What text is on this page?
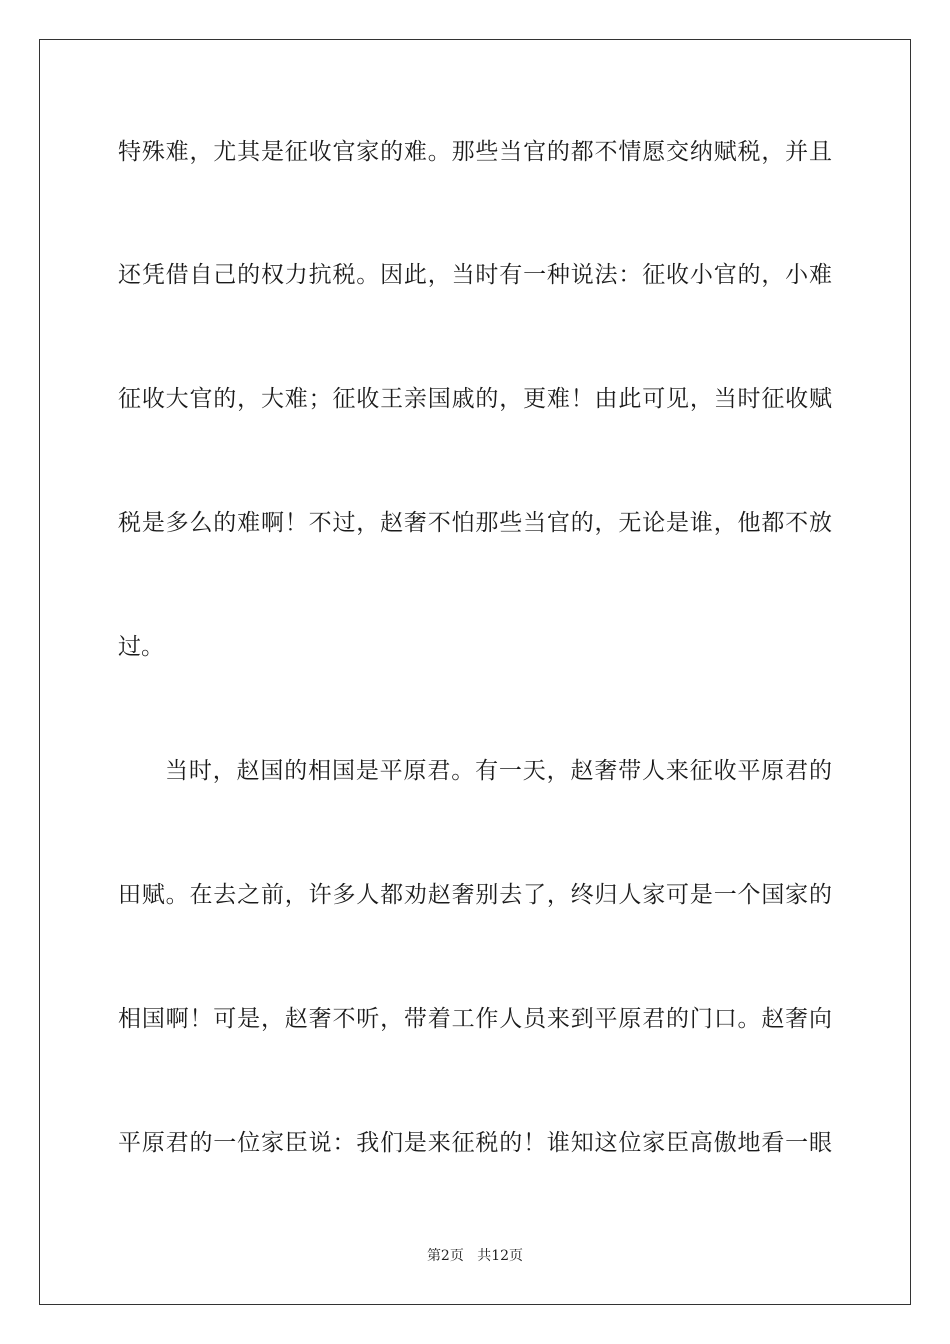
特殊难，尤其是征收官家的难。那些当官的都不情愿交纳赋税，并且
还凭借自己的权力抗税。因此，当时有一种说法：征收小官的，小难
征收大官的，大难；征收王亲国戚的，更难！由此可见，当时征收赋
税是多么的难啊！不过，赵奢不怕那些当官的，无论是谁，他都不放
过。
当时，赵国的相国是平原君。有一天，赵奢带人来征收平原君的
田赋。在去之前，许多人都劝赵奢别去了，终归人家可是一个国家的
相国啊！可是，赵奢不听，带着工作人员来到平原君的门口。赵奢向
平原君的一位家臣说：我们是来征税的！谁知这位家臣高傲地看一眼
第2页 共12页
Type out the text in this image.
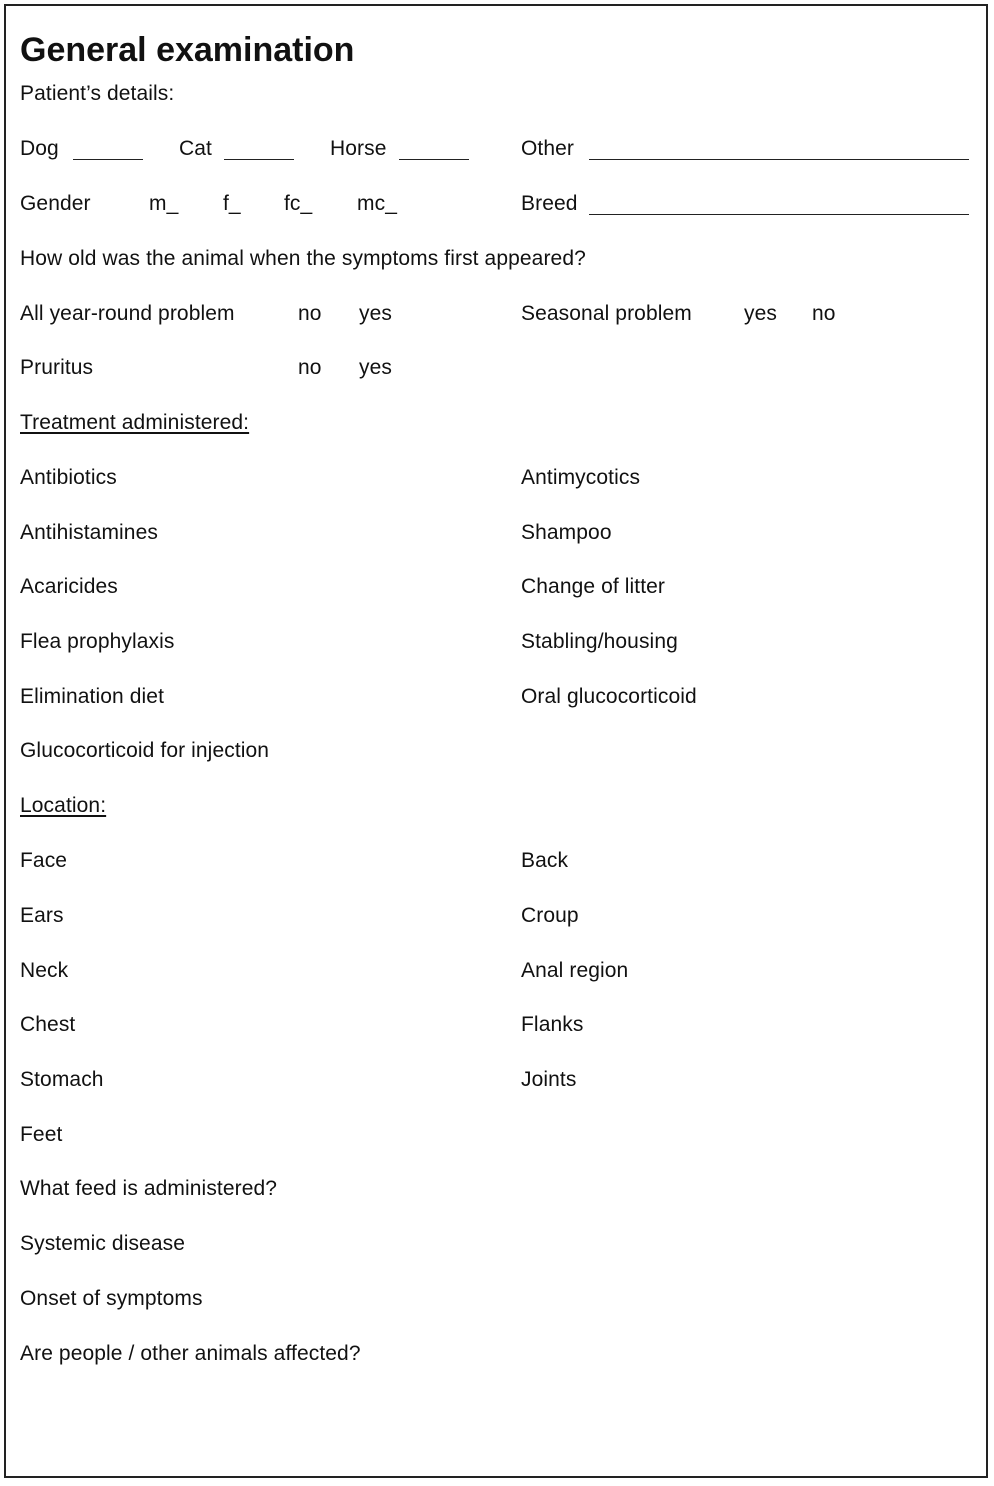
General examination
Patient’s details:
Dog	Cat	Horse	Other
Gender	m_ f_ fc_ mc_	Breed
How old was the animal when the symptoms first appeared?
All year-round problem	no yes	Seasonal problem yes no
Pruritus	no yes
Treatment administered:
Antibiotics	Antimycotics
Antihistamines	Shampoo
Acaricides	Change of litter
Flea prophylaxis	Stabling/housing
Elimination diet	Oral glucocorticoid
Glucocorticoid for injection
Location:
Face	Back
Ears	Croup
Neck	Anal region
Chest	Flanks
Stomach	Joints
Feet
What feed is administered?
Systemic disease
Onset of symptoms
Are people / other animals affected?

**Task requirements:** The lines to be quoted run from the line containing "Type out the text in this image." through the end of the entries above, both included; quote them exactly and leave out any pictures.

**Completed task:**
Type out the text in this image.
General examination
Patient’s details:
Dog	Cat	Horse	Other
Gender	m_ f_ fc_ mc_	Breed
How old was the animal when the symptoms first appeared?
All year-round problem	no yes	Seasonal problem yes no
Pruritus	no yes
Treatment administered:
Antibiotics	Antimycotics
Antihistamines	Shampoo
Acaricides	Change of litter
Flea prophylaxis	Stabling/housing
Elimination diet	Oral glucocorticoid
Glucocorticoid for injection
Location:
Face	Back
Ears	Croup
Neck	Anal region
Chest	Flanks
Stomach	Joints
Feet
What feed is administered?
Systemic disease
Onset of symptoms
Are people / other animals affected?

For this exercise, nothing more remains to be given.